Exercise description: All of the data should be repeated exactly; pictures are not part of the copy.
··········
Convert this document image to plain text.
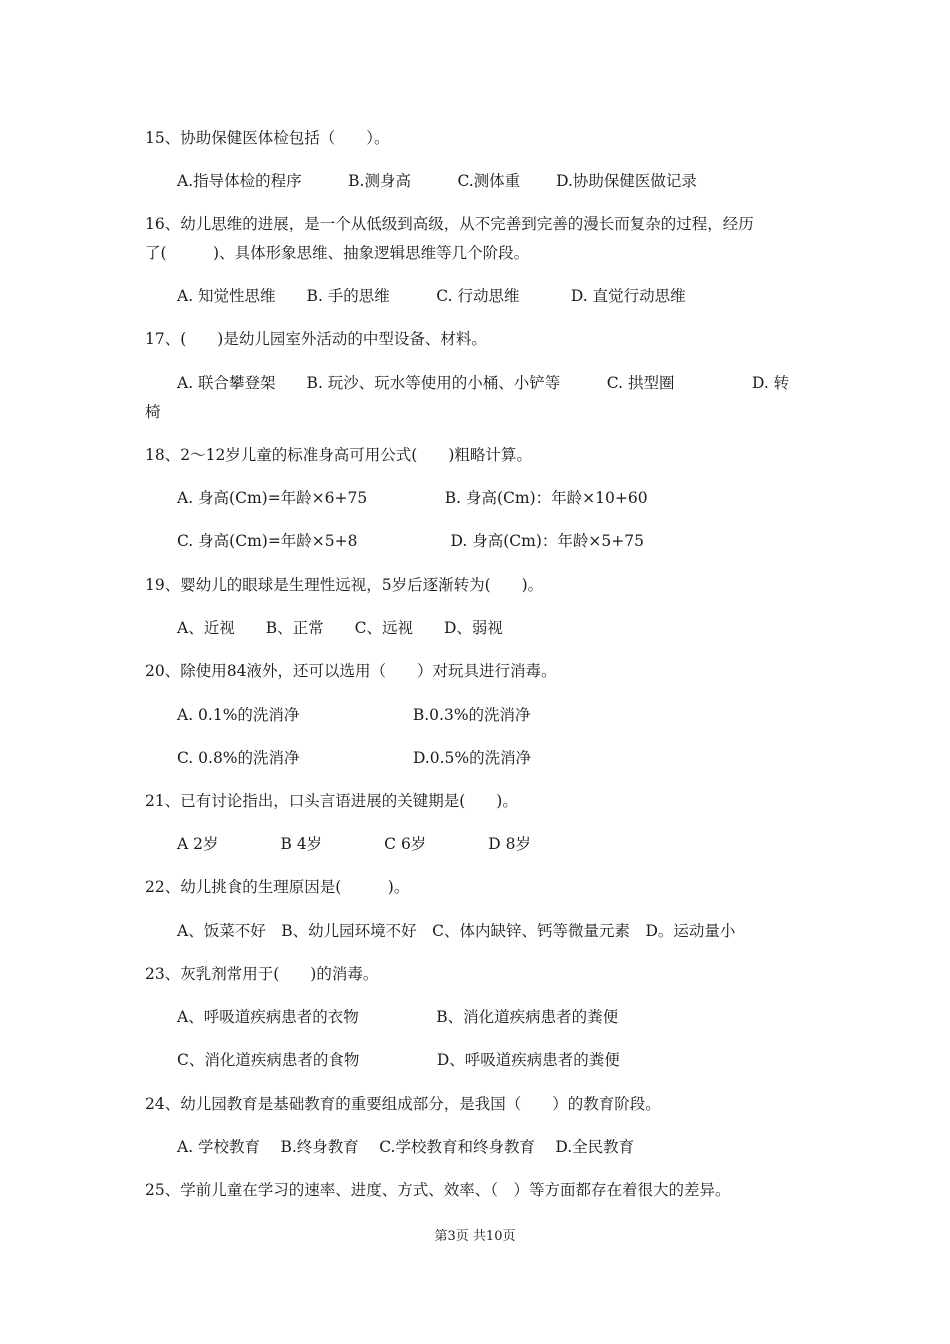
15、协助保健医体检包括（　　）。
A.指导体检的程序　　　B.测身高　　　C.测体重　　 D.协助保健医做记录
16、幼儿思维的进展，是一个从低级到高级，从不完善到完善的漫长而复杂的过程，经历
了(　　　)、具体形象思维、抽象逻辑思维等几个阶段。
A. 知觉性思维　　B. 手的思维　　　C. 行动思维　　　 D. 直觉行动思维
17、(　　)是幼儿园室外活动的中型设备、材料。
A. 联合攀登架　　B. 玩沙、玩水等使用的小桶、小铲等　　　C. 拱型圈　　　　　D. 转
椅
18、2～12岁儿童的标准身高可用公式(　　)粗略计算。
A. 身高(Cm)=年龄×6+75　　　　　B. 身高(Cm)：年龄×10+60
C. 身高(Cm)=年龄×5+8　　　　　　D. 身高(Cm)：年龄×5+75
19、婴幼儿的眼球是生理性远视，5岁后逐渐转为(　　)。
A、近视　　B、正常　　C、远视　　D、弱视
20、除使用84液外，还可以选用（　　）对玩具进行消毒。
A. 0.1%的洗消净　　　　　　　 B.0.3%的洗消净
C. 0.8%的洗消净　　　　　　　 D.0.5%的洗消净
21、已有讨论指出，口头言语进展的关键期是(　　)。
A 2岁　　　　B 4岁　　　　C 6岁　　　　D 8岁
22、幼儿挑食的生理原因是(　　　)。
A、饭菜不好　B、幼儿园环境不好　C、体内缺锌、钙等微量元素　D。运动量小
23、灰乳剂常用于(　　)的消毒。
A、呼吸道疾病患者的衣物　　　　　B、消化道疾病患者的粪便
C、消化道疾病患者的食物　　　　　D、呼吸道疾病患者的粪便
24、幼儿园教育是基础教育的重要组成部分，是我国（　　）的教育阶段。
A. 学校教育　 B.终身教育　 C.学校教育和终身教育　 D.全民教育
25、学前儿童在学习的速率、进度、方式、效率、（　）等方面都存在着很大的差异。
第3页 共10页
··········
Right answer:
Convert this document image to plain text.
15、协助保健医体检包括（　　）。
A.指导体检的程序　　　B.测身高　　　C.测体重　　 D.协助保健医做记录
16、幼儿思维的进展，是一个从低级到高级，从不完善到完善的漫长而复杂的过程，经历
了(　　　)、具体形象思维、抽象逻辑思维等几个阶段。
A. 知觉性思维　　B. 手的思维　　　C. 行动思维　　　 D. 直觉行动思维
17、(　　)是幼儿园室外活动的中型设备、材料。
A. 联合攀登架　　B. 玩沙、玩水等使用的小桶、小铲等　　　C. 拱型圈　　　　　D. 转
椅
18、2～12岁儿童的标准身高可用公式(　　)粗略计算。
A. 身高(Cm)=年龄×6+75　　　　　B. 身高(Cm)：年龄×10+60
C. 身高(Cm)=年龄×5+8　　　　　　D. 身高(Cm)：年龄×5+75
19、婴幼儿的眼球是生理性远视，5岁后逐渐转为(　　)。
A、近视　　B、正常　　C、远视　　D、弱视
20、除使用84液外，还可以选用（　　）对玩具进行消毒。
A. 0.1%的洗消净　　　　　　　 B.0.3%的洗消净
C. 0.8%的洗消净　　　　　　　 D.0.5%的洗消净
21、已有讨论指出，口头言语进展的关键期是(　　)。
A 2岁　　　　B 4岁　　　　C 6岁　　　　D 8岁
22、幼儿挑食的生理原因是(　　　)。
A、饭菜不好　B、幼儿园环境不好　C、体内缺锌、钙等微量元素　D。运动量小
23、灰乳剂常用于(　　)的消毒。
A、呼吸道疾病患者的衣物　　　　　B、消化道疾病患者的粪便
C、消化道疾病患者的食物　　　　　D、呼吸道疾病患者的粪便
24、幼儿园教育是基础教育的重要组成部分，是我国（　　）的教育阶段。
A. 学校教育　 B.终身教育　 C.学校教育和终身教育　 D.全民教育
25、学前儿童在学习的速率、进度、方式、效率、（　）等方面都存在着很大的差异。
第3页 共10页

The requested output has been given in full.